- Exercise task -
Return the listing below word for word.

- Material supplied -
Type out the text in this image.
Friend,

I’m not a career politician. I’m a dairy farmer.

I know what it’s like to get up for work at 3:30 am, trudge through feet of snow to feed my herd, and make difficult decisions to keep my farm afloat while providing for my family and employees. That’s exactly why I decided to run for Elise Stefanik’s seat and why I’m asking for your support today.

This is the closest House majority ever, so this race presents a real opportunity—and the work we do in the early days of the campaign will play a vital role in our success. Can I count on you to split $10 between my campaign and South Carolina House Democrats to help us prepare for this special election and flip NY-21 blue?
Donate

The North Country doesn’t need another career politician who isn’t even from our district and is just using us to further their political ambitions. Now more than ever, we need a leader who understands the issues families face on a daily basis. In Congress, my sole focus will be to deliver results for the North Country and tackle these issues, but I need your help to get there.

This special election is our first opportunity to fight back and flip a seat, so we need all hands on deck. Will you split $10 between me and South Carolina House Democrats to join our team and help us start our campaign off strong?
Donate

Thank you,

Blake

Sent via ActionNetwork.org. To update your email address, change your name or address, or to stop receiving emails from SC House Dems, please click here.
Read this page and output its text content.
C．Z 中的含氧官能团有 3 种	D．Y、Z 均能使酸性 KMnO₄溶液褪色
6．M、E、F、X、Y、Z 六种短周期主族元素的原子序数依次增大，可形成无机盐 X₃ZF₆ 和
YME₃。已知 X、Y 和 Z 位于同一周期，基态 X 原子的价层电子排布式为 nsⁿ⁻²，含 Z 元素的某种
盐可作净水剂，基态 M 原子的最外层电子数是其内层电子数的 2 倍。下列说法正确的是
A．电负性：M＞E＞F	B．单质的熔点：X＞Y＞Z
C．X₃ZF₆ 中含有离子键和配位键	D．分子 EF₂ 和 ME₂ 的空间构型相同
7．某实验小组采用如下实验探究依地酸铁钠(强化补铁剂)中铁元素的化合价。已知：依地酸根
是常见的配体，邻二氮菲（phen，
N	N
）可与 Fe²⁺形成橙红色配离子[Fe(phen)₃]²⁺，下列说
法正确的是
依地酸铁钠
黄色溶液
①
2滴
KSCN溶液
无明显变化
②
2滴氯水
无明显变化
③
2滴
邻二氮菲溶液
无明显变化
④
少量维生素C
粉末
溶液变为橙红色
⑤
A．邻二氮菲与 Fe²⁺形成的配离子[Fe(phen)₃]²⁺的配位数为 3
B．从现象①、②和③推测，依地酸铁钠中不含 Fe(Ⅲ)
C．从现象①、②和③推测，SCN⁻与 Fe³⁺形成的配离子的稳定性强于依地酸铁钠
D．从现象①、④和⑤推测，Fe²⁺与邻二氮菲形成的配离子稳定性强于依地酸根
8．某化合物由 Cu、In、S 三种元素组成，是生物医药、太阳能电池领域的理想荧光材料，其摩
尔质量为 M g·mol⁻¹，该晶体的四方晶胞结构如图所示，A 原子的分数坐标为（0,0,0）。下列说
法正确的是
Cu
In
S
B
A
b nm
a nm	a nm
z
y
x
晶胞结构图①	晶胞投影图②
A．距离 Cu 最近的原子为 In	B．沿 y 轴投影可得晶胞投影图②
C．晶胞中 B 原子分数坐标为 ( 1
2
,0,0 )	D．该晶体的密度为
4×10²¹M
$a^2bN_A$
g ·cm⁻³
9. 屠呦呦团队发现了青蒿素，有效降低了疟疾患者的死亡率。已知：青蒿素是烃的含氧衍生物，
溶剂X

- Result -
Type out the text in this image.
Friend,

I’m not a career politician. I’m a dairy farmer.

I know what it’s like to get up for work at 3:30 am, trudge through feet of snow to feed my herd, and make difficult decisions to keep my farm afloat while providing for my family and employees. That’s exactly why I decided to run for Elise Stefanik’s seat and why I’m asking for your support today.

This is the closest House majority ever, so this race presents a real opportunity—and the work we do in the early days of the campaign will play a vital role in our success. Can I count on you to split $10 between my campaign and South Carolina House Democrats to help us prepare for this special election and flip NY-21 blue?
Donate

The North Country doesn’t need another career politician who isn’t even from our district and is just using us to further their political ambitions. Now more than ever, we need a leader who understands the issues families face on a daily basis. In Congress, my sole focus will be to deliver results for the North Country and tackle these issues, but I need your help to get there.

This special election is our first opportunity to fight back and flip a seat, so we need all hands on deck. Will you split $10 between me and South Carolina House Democrats to join our team and help us start our campaign off strong?
Donate

Thank you,

Blake

Sent via ActionNetwork.org. To update your email address, change your name or address, or to stop receiving emails from SC House Dems, please click here.
Read this page and output its text content.
C．Z 中的含氧官能团有 3 种	D．Y、Z 均能使酸性 KMnO₄溶液褪色
6．M、E、F、X、Y、Z 六种短周期主族元素的原子序数依次增大，可形成无机盐 X₃ZF₆ 和
YME₃。已知 X、Y 和 Z 位于同一周期，基态 X 原子的价层电子排布式为 nsⁿ⁻²，含 Z 元素的某种
盐可作净水剂，基态 M 原子的最外层电子数是其内层电子数的 2 倍。下列说法正确的是
A．电负性：M＞E＞F	B．单质的熔点：X＞Y＞Z
C．X₃ZF₆ 中含有离子键和配位键	D．分子 EF₂ 和 ME₂ 的空间构型相同
7．某实验小组采用如下实验探究依地酸铁钠(强化补铁剂)中铁元素的化合价。已知：依地酸根
是常见的配体，邻二氮菲（phen，
N	N
）可与 Fe²⁺形成橙红色配离子[Fe(phen)₃]²⁺，下列说
法正确的是
依地酸铁钠
黄色溶液
①
2滴
KSCN溶液
无明显变化
②
2滴氯水
无明显变化
③
2滴
邻二氮菲溶液
无明显变化
④
少量维生素C
粉末
溶液变为橙红色
⑤
A．邻二氮菲与 Fe²⁺形成的配离子[Fe(phen)₃]²⁺的配位数为 3
B．从现象①、②和③推测，依地酸铁钠中不含 Fe(Ⅲ)
C．从现象①、②和③推测，SCN⁻与 Fe³⁺形成的配离子的稳定性强于依地酸铁钠
D．从现象①、④和⑤推测，Fe²⁺与邻二氮菲形成的配离子稳定性强于依地酸根
8．某化合物由 Cu、In、S 三种元素组成，是生物医药、太阳能电池领域的理想荧光材料，其摩
尔质量为 M g·mol⁻¹，该晶体的四方晶胞结构如图所示，A 原子的分数坐标为（0,0,0）。下列说
法正确的是
Cu
In
S
B
A
b nm
a nm	a nm
z
y
x
晶胞结构图①	晶胞投影图②
A．距离 Cu 最近的原子为 In	B．沿 y 轴投影可得晶胞投影图②
C．晶胞中 B 原子分数坐标为 ( 1
2
,0,0 )	D．该晶体的密度为
4×10²¹M
$a^2bN_A$
g ·cm⁻³
9. 屠呦呦团队发现了青蒿素，有效降低了疟疾患者的死亡率。已知：青蒿素是烃的含氧衍生物，
溶剂X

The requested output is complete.